Sorting by original file number / offset doesn't seem ideal for scans due to no possibility of readahead.

Which sorting are you referring to? The sorting that takes place of the blob pointers after a compaction?

BlobDB suffered from a problem where, due to appending each blob to the blob-log during write, each one had to be compressed individually. Compressing 1KB blobs achieves less effective compression ratio than compressing 32KB data blocks. I think with TitanDB's design (first write to the WAL/memtable as usual, then later during flush, sort and write out both a blob-log and an L0 SST where values point into the blob-log) grouping blobs for compression seems possible, though AFAIK they don't do it and I haven't thought through the GC implications. Or dictionary compression could be used on 1KB blobs to mitigate (but not completely fix) the compression ratio regression.

I'm not familiar with TitanDB's design. Do you have a link to something I can read?

When blob files are rewritten as sstables, we'd automatically get the compression benefits of compressing blocks instead of individual blobs.

How do we reason about write-amplification incurred by GC vs. the write-amplification that would've happened without blob separation?

I don't know. Perhaps the WiscKey paper has thoughts about this. We can reduce GC-induced write amplification by increasing space amplification. I'll think about this.

petermattis commented 5 years ago

The TitanDB design is interesting. It looks like every sstable has an associate set of blob files (which seem to have an sstable-style structure). Blobs are indexed by key in the blob file, so there are similarities to what I described above.

One advantage to writing the blobs to the WAL/memtable and then segregating them at flush, is that doing so removes a sync. If the blobs are segregated at commit time, then we need to sync the blob log and the WAL. I think that is worthwhile. That also opens the possibility of removing blob logs. Perhaps they are useful as a performance win (seeking to an offset is faster than a lookup in an sstable), but flushing could easily just create blob sstables.

ajkr commented 5 years ago

Which sorting are you referring to? The sorting that takes place of the blob pointers after a compaction?

Right. As you mentioned in Titan the blobs are indexed by key so they are ordered (at least within a blob-log) which can help range scans.

I don't know. Perhaps the WiscKey paper has thoughts about this. We can reduce GC-induced write amplification by increasing space amplification. I'll think about this.

I'm still thinking about this too and don't have the intuition why GC is fundamentally better than compaction. The WiscKey paper didn't help as their analytic calculations omitted GC and their write-amp experiments were for insertion-only DBs. This was more helpful (http://smalldatum.blogspot.com/2018/07/indexlog-alternative-to-lsm.html) but I'm still not sure why it'd have better effects than reducing fanout (max_bytes_for_level_multiplier) or using tiered compaction.

petermattis commented 5 years ago

Right. As you mentioned in Titan the blobs are indexed by key so they are ordered (at least within a blob-log) which can help range scans.

• [Record set]:
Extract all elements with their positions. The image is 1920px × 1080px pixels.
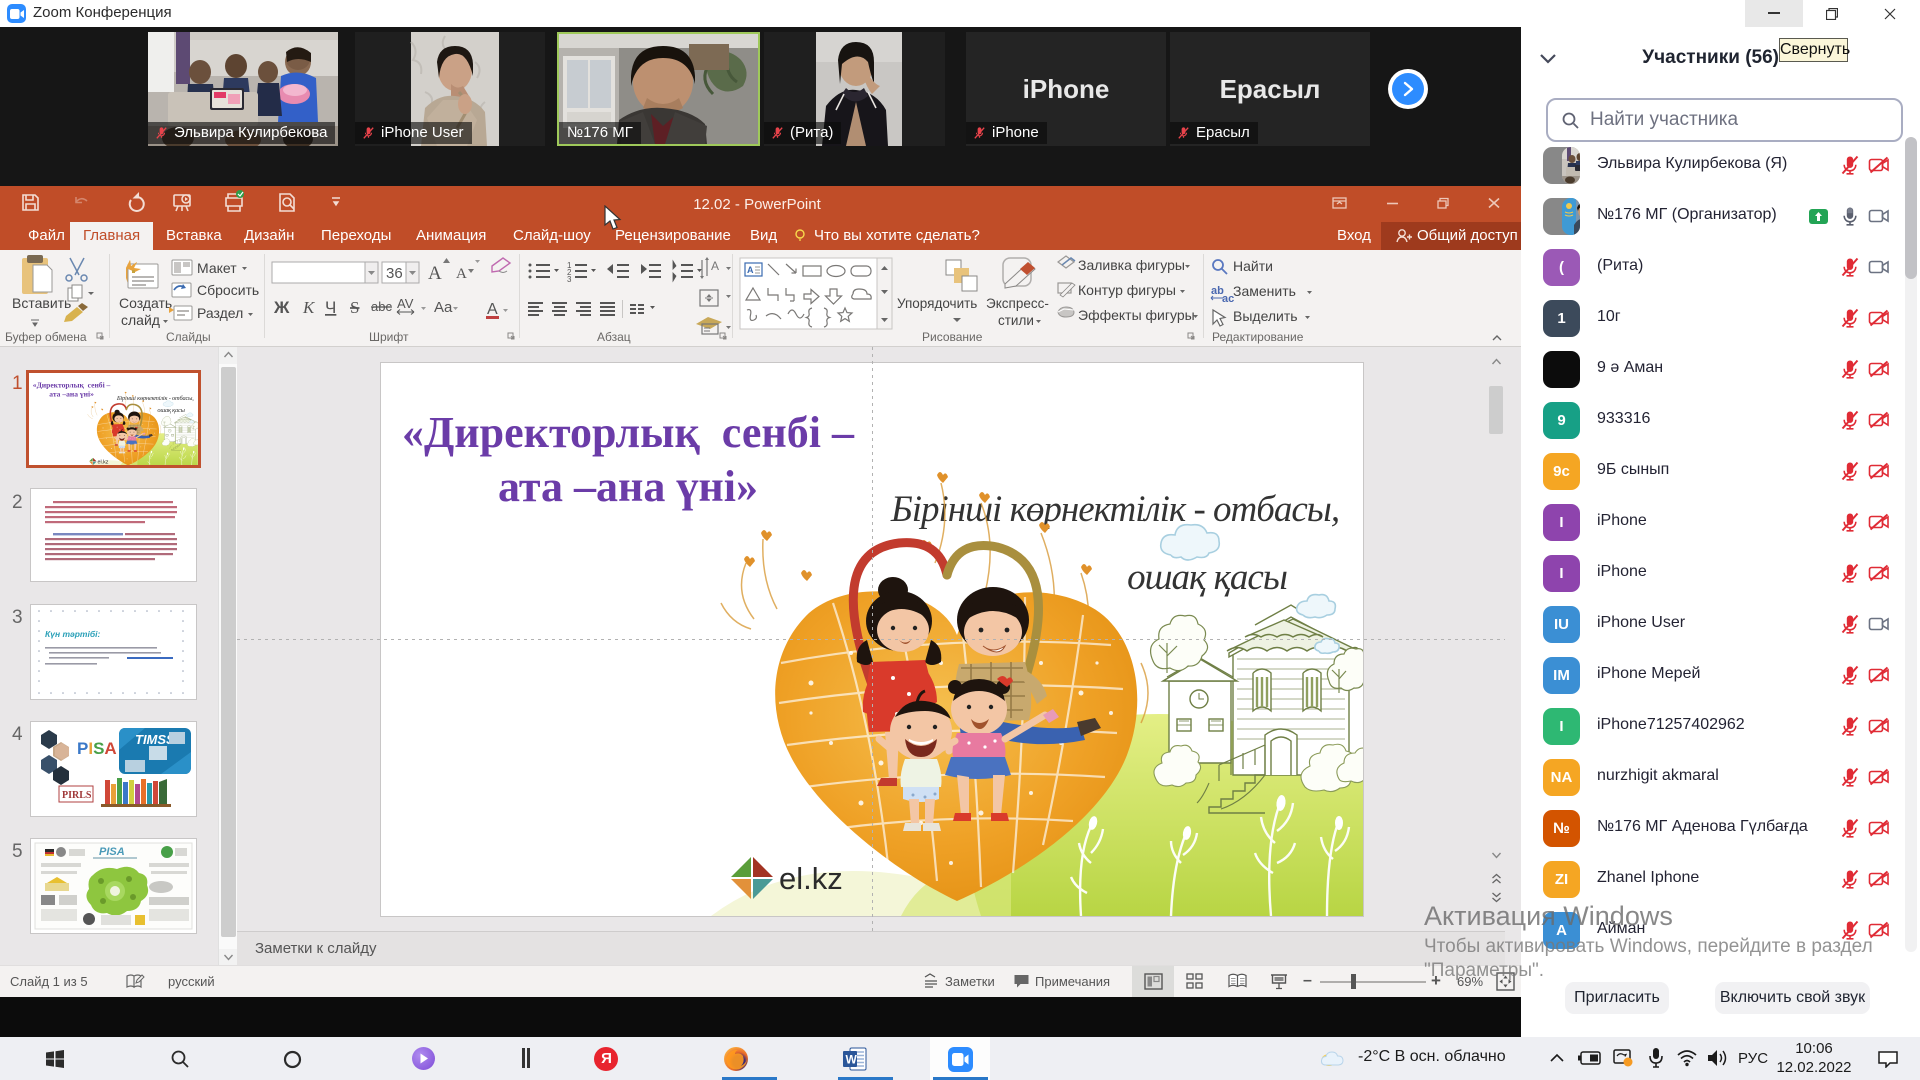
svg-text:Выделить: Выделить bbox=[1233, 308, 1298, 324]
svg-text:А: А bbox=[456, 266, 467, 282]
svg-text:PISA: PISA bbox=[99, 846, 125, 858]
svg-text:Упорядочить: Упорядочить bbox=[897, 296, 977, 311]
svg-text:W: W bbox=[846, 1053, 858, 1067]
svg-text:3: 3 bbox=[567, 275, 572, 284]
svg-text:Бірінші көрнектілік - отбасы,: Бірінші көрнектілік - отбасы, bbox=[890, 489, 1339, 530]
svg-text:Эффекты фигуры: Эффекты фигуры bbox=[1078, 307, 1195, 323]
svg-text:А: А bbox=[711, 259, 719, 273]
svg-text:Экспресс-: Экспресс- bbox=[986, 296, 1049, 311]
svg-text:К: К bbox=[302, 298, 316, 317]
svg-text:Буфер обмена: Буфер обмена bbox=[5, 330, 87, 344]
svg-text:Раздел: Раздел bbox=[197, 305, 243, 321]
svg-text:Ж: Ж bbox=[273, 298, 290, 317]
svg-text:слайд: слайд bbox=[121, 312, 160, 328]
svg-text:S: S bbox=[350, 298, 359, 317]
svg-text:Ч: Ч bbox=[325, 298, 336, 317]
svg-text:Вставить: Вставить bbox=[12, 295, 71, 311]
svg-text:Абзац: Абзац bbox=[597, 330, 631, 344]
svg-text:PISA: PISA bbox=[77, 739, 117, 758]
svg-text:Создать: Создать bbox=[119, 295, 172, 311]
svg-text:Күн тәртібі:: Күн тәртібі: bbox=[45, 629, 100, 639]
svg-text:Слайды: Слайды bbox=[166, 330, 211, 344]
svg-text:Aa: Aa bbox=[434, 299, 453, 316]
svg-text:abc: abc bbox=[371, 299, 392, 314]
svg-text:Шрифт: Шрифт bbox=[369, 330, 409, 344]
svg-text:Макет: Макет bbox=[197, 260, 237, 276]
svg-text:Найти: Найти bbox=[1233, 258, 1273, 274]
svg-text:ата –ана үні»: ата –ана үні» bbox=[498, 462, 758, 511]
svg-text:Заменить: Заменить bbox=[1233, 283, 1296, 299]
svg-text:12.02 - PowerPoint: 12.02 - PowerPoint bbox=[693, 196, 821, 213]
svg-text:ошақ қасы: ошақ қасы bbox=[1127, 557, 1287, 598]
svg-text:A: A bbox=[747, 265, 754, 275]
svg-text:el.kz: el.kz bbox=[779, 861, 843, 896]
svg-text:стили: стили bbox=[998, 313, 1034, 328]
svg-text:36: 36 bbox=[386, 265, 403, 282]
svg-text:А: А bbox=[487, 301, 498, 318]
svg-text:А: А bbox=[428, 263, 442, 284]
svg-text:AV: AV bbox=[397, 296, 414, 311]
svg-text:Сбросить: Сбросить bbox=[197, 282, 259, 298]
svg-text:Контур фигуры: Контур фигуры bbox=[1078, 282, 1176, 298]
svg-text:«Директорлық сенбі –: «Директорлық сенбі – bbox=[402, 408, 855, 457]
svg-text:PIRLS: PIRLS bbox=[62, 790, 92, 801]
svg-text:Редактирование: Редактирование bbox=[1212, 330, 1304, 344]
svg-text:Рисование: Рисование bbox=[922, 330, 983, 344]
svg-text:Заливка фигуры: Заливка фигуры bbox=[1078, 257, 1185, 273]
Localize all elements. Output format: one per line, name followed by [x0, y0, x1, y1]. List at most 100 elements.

• [Task instructions]:
Answer these questions using the blob storage thread.
1. According to the thread, what caused BlobDB to compress each blob individually?
2. What does writing blobs to the WAL/memtable and separating them at flush remove?
3. Which two options does the thread name when it asks why GC would have better effects?

• [Right answer]:
1. Each blob was appended to the blob-log during write.
2. It removes a sync.
3. Reducing fanout (max_bytes_for_level_multiplier) and using tiered compaction.